## Requirements:
Return all lines with the word "image" in them.

+++

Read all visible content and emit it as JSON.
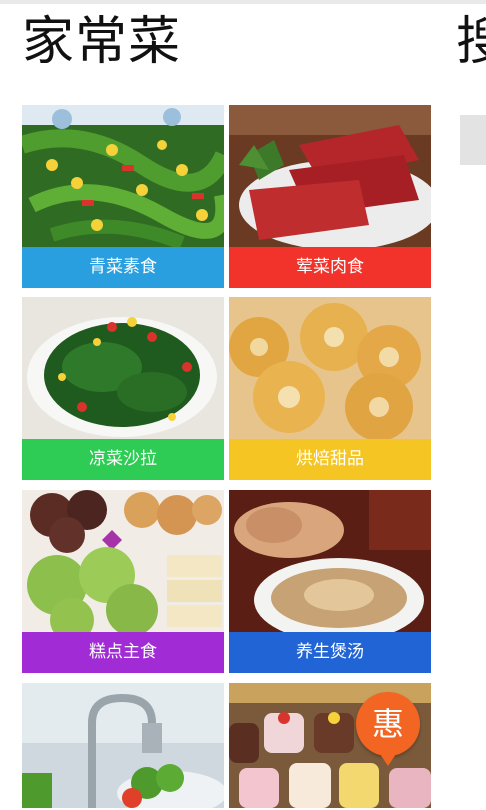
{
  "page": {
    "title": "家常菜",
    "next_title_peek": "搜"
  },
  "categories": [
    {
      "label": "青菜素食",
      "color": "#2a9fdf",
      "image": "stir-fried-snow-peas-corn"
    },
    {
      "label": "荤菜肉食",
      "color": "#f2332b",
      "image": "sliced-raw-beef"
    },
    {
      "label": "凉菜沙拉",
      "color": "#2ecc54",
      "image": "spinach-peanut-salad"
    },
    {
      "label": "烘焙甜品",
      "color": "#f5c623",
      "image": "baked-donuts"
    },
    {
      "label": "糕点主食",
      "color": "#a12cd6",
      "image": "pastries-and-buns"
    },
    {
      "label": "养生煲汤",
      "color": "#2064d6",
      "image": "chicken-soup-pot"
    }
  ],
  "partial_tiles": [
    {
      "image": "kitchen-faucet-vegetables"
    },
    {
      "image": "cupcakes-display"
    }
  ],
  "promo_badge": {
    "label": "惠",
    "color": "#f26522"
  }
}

+++

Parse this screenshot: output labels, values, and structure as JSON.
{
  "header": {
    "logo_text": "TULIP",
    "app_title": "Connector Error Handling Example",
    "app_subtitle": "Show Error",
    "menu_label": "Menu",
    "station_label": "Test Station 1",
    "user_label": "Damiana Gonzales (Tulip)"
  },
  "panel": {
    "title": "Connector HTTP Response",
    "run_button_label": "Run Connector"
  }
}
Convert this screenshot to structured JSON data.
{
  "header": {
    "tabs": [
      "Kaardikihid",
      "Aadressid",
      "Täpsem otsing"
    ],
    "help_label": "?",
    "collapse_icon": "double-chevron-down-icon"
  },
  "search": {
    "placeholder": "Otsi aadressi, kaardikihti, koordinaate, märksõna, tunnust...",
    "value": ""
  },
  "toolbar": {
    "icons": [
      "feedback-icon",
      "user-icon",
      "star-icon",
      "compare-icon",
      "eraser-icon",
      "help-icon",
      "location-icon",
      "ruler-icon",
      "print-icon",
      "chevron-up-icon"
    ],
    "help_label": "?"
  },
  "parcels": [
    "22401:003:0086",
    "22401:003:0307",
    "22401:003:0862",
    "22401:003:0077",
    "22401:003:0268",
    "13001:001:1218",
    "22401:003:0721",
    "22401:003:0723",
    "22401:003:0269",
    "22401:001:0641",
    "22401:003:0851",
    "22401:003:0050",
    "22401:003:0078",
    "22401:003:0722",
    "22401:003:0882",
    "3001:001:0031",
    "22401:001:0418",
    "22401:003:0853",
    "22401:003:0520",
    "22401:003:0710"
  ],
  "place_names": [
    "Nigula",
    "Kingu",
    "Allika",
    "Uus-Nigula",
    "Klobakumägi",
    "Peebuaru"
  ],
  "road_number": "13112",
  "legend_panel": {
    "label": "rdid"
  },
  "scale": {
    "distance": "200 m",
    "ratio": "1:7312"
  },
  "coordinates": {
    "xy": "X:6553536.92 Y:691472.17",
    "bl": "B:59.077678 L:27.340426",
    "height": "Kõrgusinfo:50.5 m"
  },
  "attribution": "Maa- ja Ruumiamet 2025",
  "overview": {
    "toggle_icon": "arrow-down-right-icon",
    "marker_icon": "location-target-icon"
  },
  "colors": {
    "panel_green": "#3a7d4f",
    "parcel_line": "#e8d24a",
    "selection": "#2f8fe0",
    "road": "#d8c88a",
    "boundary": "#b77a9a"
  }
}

+++

## Result of this task:
      "image": "stir-fried-snow-peas-corn"
      "image": "sliced-raw-beef"
      "image": "spinach-peanut-salad"
      "image": "baked-donuts"
      "image": "pastries-and-buns"
      "image": "chicken-soup-pot"
      "image": "kitchen-faucet-vegetables"
      "image": "cupcakes-display"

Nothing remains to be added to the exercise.